What needs to be done:
Exclude any images and output the remaining records exactly.

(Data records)
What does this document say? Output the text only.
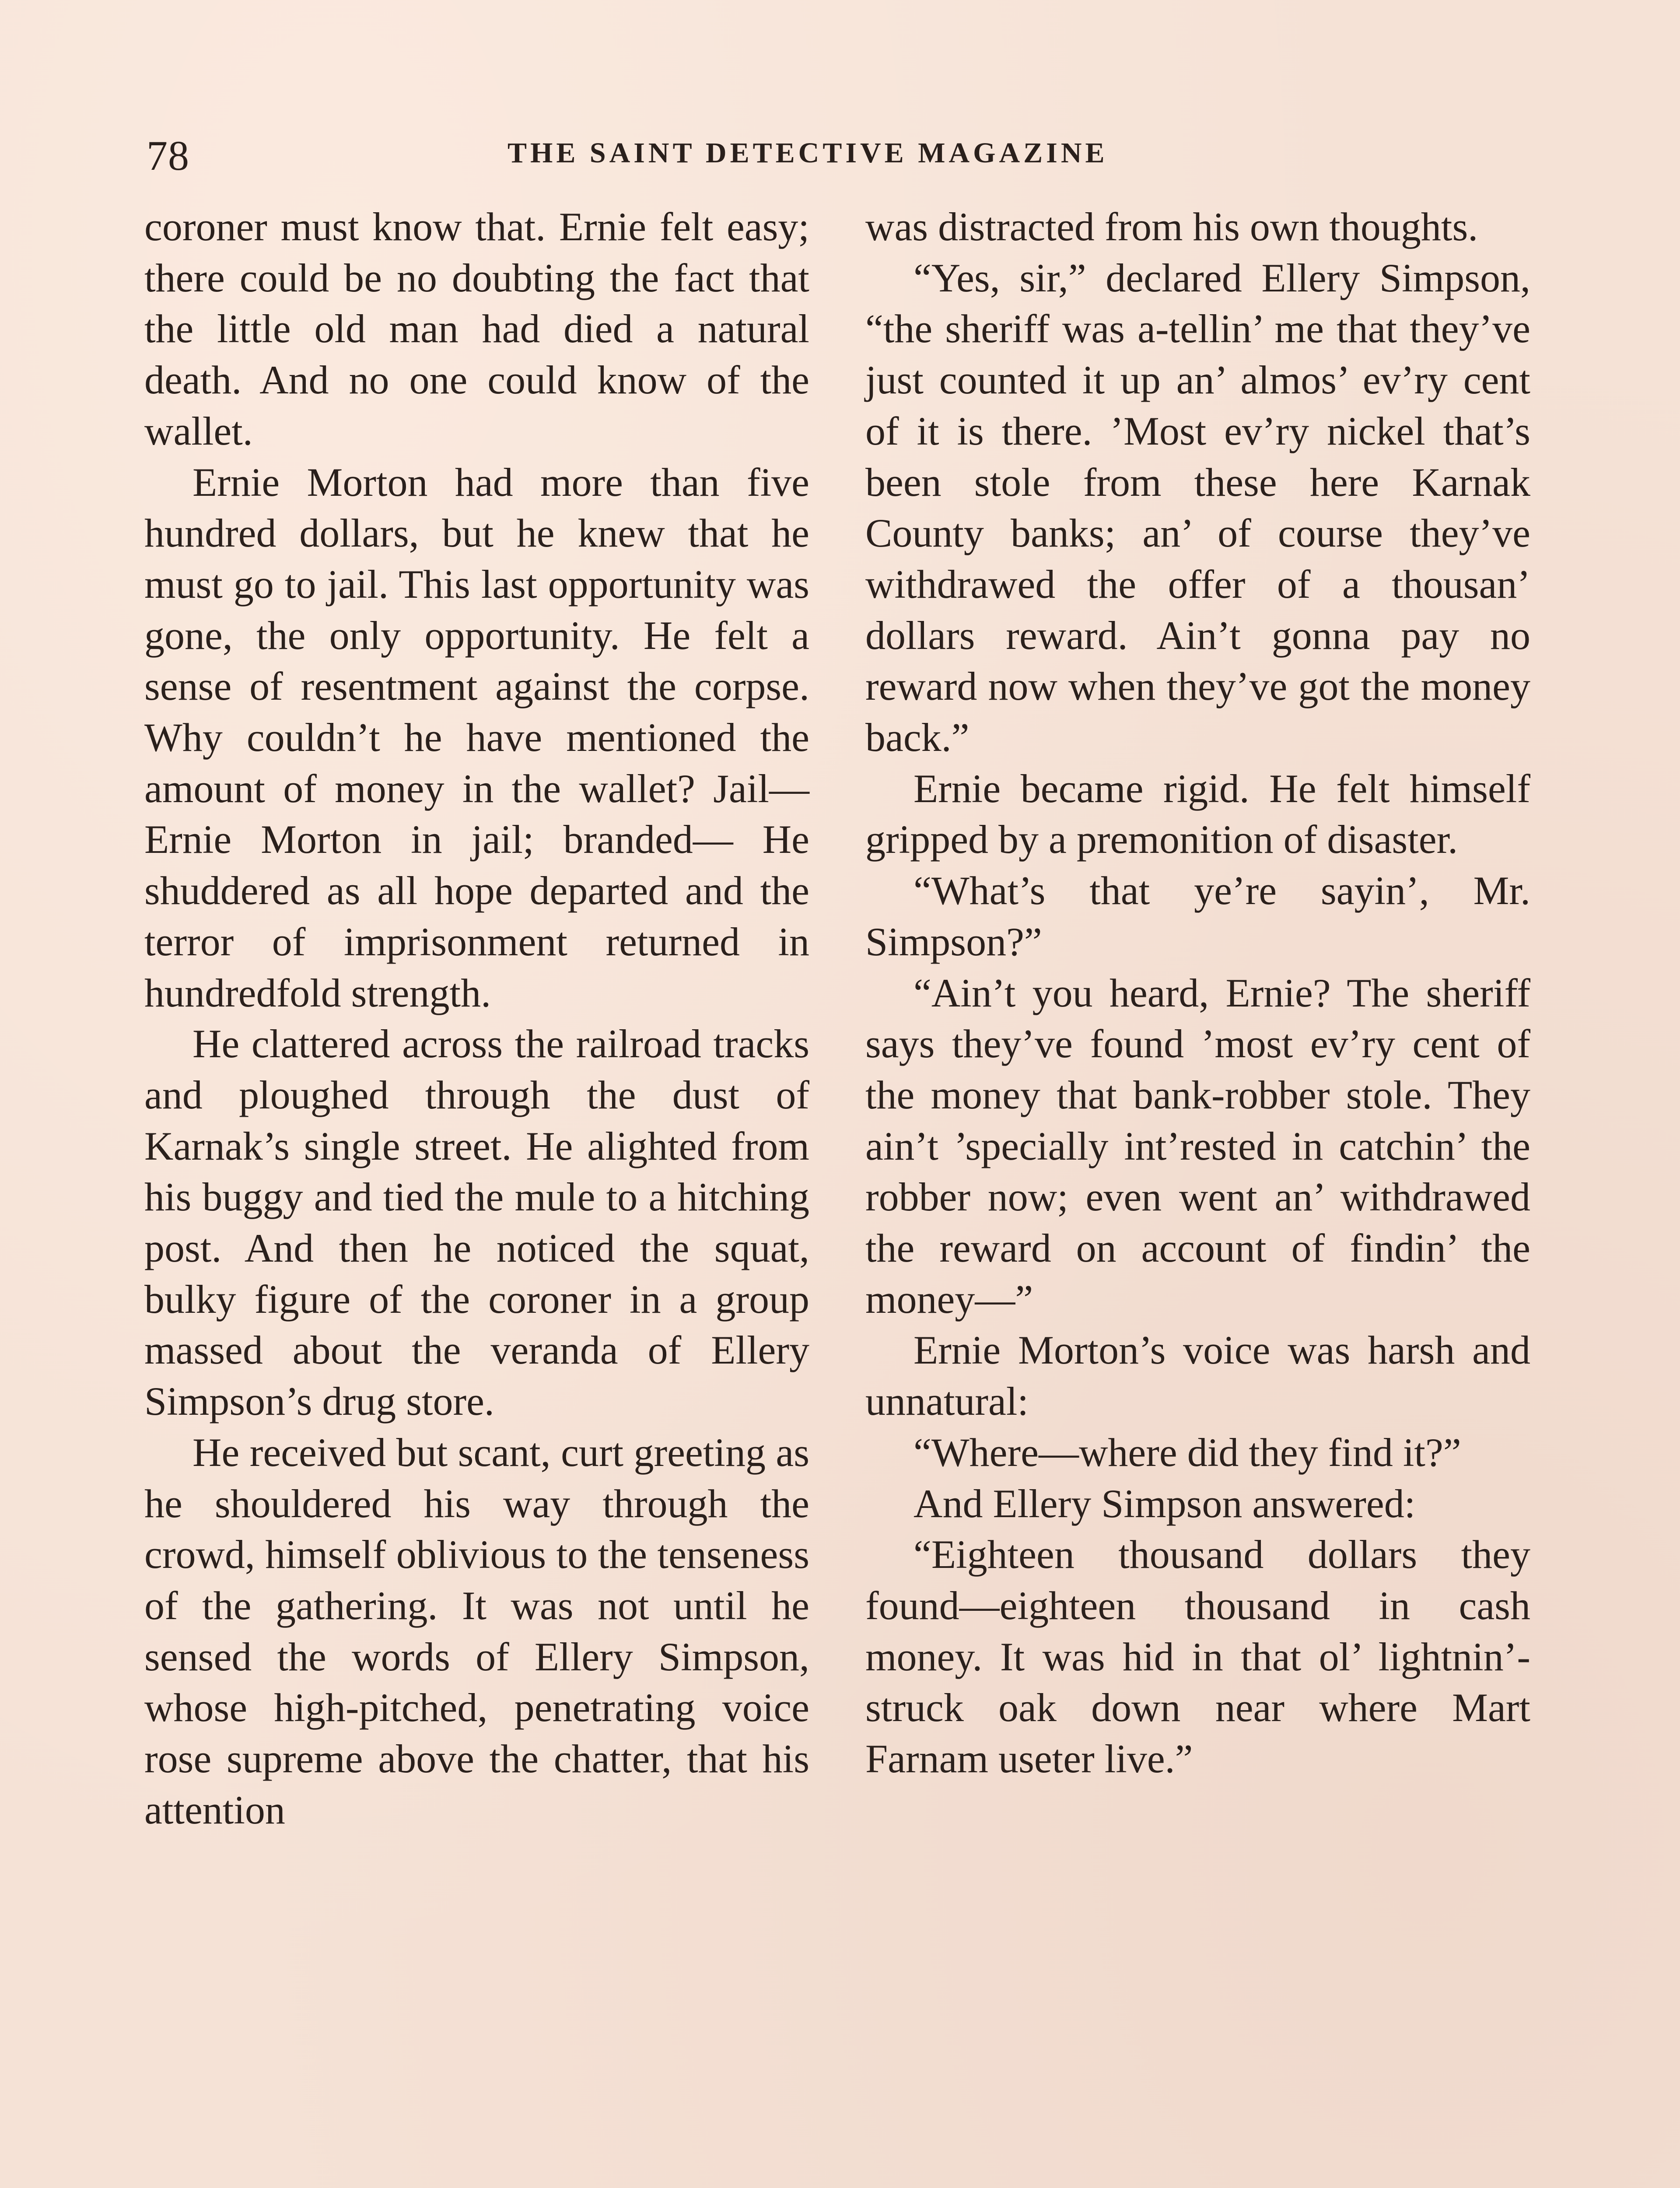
78	THE SAINT DETECTIVE MAGAZINE

coroner must know that. Ernie felt easy; there could be no doubting the fact that the little old man had died a natural death. And no one could know of the wallet.

Ernie Morton had more than five hundred dollars, but he knew that he must go to jail. This last opportunity was gone, the only opportunity. He felt a sense of resentment against the corpse. Why couldn’t he have mentioned the amount of money in the wallet? Jail— Ernie Morton in jail; branded— He shuddered as all hope departed and the terror of imprisonment returned in hundredfold strength.

He clattered across the railroad tracks and ploughed through the dust of Karnak’s single street. He alighted from his buggy and tied the mule to a hitching post. And then he noticed the squat, bulky figure of the coroner in a group massed about the veranda of Ellery Simpson’s drug store.

He received but scant, curt greeting as he shouldered his way through the crowd, himself oblivious to the tenseness of the gathering. It was not until he sensed the words of Ellery Simpson, whose high-pitched, penetrating voice rose supreme above the chatter, that his attention

was distracted from his own thoughts.

“Yes, sir,” declared Ellery Simpson, “the sheriff was a-tellin’ me that they’ve just counted it up an’ almos’ ev’ry cent of it is there. ’Most ev’ry nickel that’s been stole from these here Karnak County banks; an’ of course they’ve withdrawed the offer of a thousan’ dollars reward. Ain’t gonna pay no reward now when they’ve got the money back.”

Ernie became rigid. He felt himself gripped by a premonition of disaster.

“What’s that ye’re sayin’, Mr. Simpson?”

“Ain’t you heard, Ernie? The sheriff says they’ve found ’most ev’ry cent of the money that bank-robber stole. They ain’t ’specially int’rested in catchin’ the robber now; even went an’ withdrawed the reward on account of findin’ the money—”

Ernie Morton’s voice was harsh and unnatural:

“Where—where did they find it?”

And Ellery Simpson answered:

“Eighteen thousand dollars they found—eighteen thousand in cash money. It was hid in that ol’ lightnin’-struck oak down near where Mart Farnam useter live.”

Finished answer:
What does this document say? Output the text only.
78	THE SAINT DETECTIVE MAGAZINE

coroner must know that. Ernie felt easy; there could be no doubting the fact that the little old man had died a natural death. And no one could know of the wallet.

Ernie Morton had more than five hundred dollars, but he knew that he must go to jail. This last opportunity was gone, the only opportunity. He felt a sense of resentment against the corpse. Why couldn’t he have mentioned the amount of money in the wallet? Jail— Ernie Morton in jail; branded— He shuddered as all hope departed and the terror of imprisonment returned in hundredfold strength.

He clattered across the railroad tracks and ploughed through the dust of Karnak’s single street. He alighted from his buggy and tied the mule to a hitching post. And then he noticed the squat, bulky figure of the coroner in a group massed about the veranda of Ellery Simpson’s drug store.

He received but scant, curt greeting as he shouldered his way through the crowd, himself oblivious to the tenseness of the gathering. It was not until he sensed the words of Ellery Simpson, whose high-pitched, penetrating voice rose supreme above the chatter, that his attention

was distracted from his own thoughts.

“Yes, sir,” declared Ellery Simpson, “the sheriff was a-tellin’ me that they’ve just counted it up an’ almos’ ev’ry cent of it is there. ’Most ev’ry nickel that’s been stole from these here Karnak County banks; an’ of course they’ve withdrawed the offer of a thousan’ dollars reward. Ain’t gonna pay no reward now when they’ve got the money back.”

Ernie became rigid. He felt himself gripped by a premonition of disaster.

“What’s that ye’re sayin’, Mr. Simpson?”

“Ain’t you heard, Ernie? The sheriff says they’ve found ’most ev’ry cent of the money that bank-robber stole. They ain’t ’specially int’rested in catchin’ the robber now; even went an’ withdrawed the reward on account of findin’ the money—”

Ernie Morton’s voice was harsh and unnatural:

“Where—where did they find it?”

And Ellery Simpson answered:

“Eighteen thousand dollars they found—eighteen thousand in cash money. It was hid in that ol’ lightnin’-struck oak down near where Mart Farnam useter live.”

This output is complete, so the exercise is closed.